┏━━
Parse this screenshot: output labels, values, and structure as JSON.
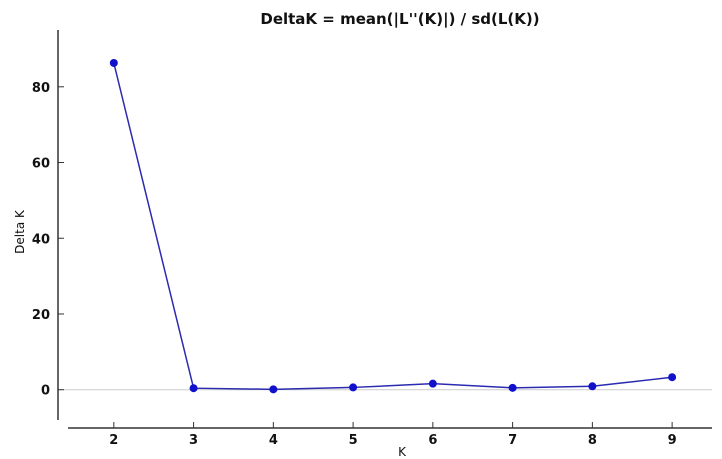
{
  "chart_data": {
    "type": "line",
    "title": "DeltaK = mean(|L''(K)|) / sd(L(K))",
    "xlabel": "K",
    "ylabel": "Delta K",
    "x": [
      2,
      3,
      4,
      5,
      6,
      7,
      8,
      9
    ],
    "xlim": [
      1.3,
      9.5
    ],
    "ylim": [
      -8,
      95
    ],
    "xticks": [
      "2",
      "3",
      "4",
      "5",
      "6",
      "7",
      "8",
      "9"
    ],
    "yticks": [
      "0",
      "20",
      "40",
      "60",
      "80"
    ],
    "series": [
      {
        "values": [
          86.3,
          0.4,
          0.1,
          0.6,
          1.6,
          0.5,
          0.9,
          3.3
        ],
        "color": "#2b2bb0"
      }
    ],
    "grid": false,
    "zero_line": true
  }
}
┗━━
:: What you are asked to do ::
Show every line from the entries above in which "values" appears.

:: Answer to the task ::
Parse this screenshot: output labels, values, and structure as JSON.
        "values": [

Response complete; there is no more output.